- _Data to use_
•••
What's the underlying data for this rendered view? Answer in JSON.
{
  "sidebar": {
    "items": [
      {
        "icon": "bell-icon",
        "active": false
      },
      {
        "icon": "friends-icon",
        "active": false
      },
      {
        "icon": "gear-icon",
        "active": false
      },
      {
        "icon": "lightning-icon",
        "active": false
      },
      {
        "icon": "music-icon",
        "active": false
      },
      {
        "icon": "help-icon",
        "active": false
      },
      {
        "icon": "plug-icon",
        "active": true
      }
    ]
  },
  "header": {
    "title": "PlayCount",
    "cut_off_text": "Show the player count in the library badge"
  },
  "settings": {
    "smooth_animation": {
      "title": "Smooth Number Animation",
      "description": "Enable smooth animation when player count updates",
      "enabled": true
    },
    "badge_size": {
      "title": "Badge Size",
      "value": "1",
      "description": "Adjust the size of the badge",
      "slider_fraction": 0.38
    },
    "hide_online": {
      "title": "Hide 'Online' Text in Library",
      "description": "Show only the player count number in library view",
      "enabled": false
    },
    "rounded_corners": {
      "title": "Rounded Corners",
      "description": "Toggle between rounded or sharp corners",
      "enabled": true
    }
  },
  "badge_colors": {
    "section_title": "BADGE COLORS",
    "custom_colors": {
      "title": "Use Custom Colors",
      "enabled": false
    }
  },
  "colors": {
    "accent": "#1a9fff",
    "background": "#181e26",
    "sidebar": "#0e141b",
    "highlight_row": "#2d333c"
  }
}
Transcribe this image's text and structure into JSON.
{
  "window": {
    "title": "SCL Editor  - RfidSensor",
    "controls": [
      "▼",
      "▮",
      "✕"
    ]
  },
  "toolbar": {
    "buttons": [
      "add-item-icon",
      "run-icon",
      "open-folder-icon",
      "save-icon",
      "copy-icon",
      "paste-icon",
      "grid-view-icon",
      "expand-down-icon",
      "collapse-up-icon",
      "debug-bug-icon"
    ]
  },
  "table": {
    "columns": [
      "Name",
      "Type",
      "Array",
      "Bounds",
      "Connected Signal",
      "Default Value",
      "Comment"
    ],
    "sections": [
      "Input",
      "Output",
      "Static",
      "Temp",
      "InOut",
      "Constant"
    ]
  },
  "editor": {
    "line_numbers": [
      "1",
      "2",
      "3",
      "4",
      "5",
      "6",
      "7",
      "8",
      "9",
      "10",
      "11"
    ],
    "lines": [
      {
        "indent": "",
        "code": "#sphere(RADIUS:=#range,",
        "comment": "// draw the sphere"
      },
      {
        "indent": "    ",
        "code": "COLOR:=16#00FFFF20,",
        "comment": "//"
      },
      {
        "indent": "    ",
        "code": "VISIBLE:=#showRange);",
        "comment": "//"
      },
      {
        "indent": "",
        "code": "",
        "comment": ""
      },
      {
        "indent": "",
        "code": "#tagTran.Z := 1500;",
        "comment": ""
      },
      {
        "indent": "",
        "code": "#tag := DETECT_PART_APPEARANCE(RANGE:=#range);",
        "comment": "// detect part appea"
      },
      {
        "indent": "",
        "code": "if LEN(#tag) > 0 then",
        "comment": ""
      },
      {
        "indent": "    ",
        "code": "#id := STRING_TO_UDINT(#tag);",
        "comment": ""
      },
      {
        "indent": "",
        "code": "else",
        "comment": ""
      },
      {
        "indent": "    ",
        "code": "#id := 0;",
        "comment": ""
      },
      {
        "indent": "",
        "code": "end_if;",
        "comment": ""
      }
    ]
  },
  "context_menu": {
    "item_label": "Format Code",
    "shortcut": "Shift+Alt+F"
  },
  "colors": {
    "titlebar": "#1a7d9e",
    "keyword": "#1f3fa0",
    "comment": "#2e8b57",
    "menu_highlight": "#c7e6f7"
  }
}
•••
- _Problem_
Your task is to output exactly the lines running from the one with "Transcribe this image's" through the final line of the material above, with both ends included.

- _Expected answer_
Transcribe this image's text and structure into JSON.
{
  "window": {
    "title": "SCL Editor  - RfidSensor",
    "controls": [
      "▼",
      "▮",
      "✕"
    ]
  },
  "toolbar": {
    "buttons": [
      "add-item-icon",
      "run-icon",
      "open-folder-icon",
      "save-icon",
      "copy-icon",
      "paste-icon",
      "grid-view-icon",
      "expand-down-icon",
      "collapse-up-icon",
      "debug-bug-icon"
    ]
  },
  "table": {
    "columns": [
      "Name",
      "Type",
      "Array",
      "Bounds",
      "Connected Signal",
      "Default Value",
      "Comment"
    ],
    "sections": [
      "Input",
      "Output",
      "Static",
      "Temp",
      "InOut",
      "Constant"
    ]
  },
  "editor": {
    "line_numbers": [
      "1",
      "2",
      "3",
      "4",
      "5",
      "6",
      "7",
      "8",
      "9",
      "10",
      "11"
    ],
    "lines": [
      {
        "indent": "",
        "code": "#sphere(RADIUS:=#range,",
        "comment": "// draw the sphere"
      },
      {
        "indent": "    ",
        "code": "COLOR:=16#00FFFF20,",
        "comment": "//"
      },
      {
        "indent": "    ",
        "code": "VISIBLE:=#showRange);",
        "comment": "//"
      },
      {
        "indent": "",
        "code": "",
        "comment": ""
      },
      {
        "indent": "",
        "code": "#tagTran.Z := 1500;",
        "comment": ""
      },
      {
        "indent": "",
        "code": "#tag := DETECT_PART_APPEARANCE(RANGE:=#range);",
        "comment": "// detect part appea"
      },
      {
        "indent": "",
        "code": "if LEN(#tag) > 0 then",
        "comment": ""
      },
      {
        "indent": "    ",
        "code": "#id := STRING_TO_UDINT(#tag);",
        "comment": ""
      },
      {
        "indent": "",
        "code": "else",
        "comment": ""
      },
      {
        "indent": "    ",
        "code": "#id := 0;",
        "comment": ""
      },
      {
        "indent": "",
        "code": "end_if;",
        "comment": ""
      }
    ]
  },
  "context_menu": {
    "item_label": "Format Code",
    "shortcut": "Shift+Alt+F"
  },
  "colors": {
    "titlebar": "#1a7d9e",
    "keyword": "#1f3fa0",
    "comment": "#2e8b57",
    "menu_highlight": "#c7e6f7"
  }
}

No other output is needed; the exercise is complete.